Task brief: Find and copy every line in the records that includes the string "Shop".

Extracted records
________

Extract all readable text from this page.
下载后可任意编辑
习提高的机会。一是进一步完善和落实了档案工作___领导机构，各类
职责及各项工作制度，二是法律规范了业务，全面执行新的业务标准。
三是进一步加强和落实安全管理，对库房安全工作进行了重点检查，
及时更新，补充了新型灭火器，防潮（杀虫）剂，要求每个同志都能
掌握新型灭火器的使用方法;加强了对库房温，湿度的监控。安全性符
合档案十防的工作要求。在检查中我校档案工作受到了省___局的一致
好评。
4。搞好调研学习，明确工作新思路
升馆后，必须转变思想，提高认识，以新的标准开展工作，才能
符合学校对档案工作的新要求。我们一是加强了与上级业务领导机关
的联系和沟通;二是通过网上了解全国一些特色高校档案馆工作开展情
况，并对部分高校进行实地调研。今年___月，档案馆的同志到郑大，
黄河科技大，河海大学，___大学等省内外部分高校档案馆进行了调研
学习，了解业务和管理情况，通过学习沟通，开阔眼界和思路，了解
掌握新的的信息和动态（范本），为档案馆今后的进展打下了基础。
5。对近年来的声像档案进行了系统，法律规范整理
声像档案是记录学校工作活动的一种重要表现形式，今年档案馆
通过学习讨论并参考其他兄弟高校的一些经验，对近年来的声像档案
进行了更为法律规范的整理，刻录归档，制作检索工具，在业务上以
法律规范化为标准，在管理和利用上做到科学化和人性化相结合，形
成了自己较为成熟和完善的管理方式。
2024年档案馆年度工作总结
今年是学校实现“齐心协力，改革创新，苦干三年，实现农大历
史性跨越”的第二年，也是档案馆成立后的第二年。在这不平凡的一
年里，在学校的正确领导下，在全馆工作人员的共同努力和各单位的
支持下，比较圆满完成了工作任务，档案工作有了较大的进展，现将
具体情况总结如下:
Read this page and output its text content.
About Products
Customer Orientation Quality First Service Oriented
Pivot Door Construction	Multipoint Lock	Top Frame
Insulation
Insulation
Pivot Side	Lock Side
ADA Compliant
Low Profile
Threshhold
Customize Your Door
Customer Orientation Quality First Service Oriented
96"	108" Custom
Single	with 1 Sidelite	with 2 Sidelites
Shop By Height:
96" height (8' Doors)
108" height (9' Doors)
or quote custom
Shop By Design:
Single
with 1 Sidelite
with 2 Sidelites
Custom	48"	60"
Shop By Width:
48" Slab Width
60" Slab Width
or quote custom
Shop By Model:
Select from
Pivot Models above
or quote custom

________

Complete answer:
Shop By Height:
Shop By Design:
Shop By Width:
Shop By Model:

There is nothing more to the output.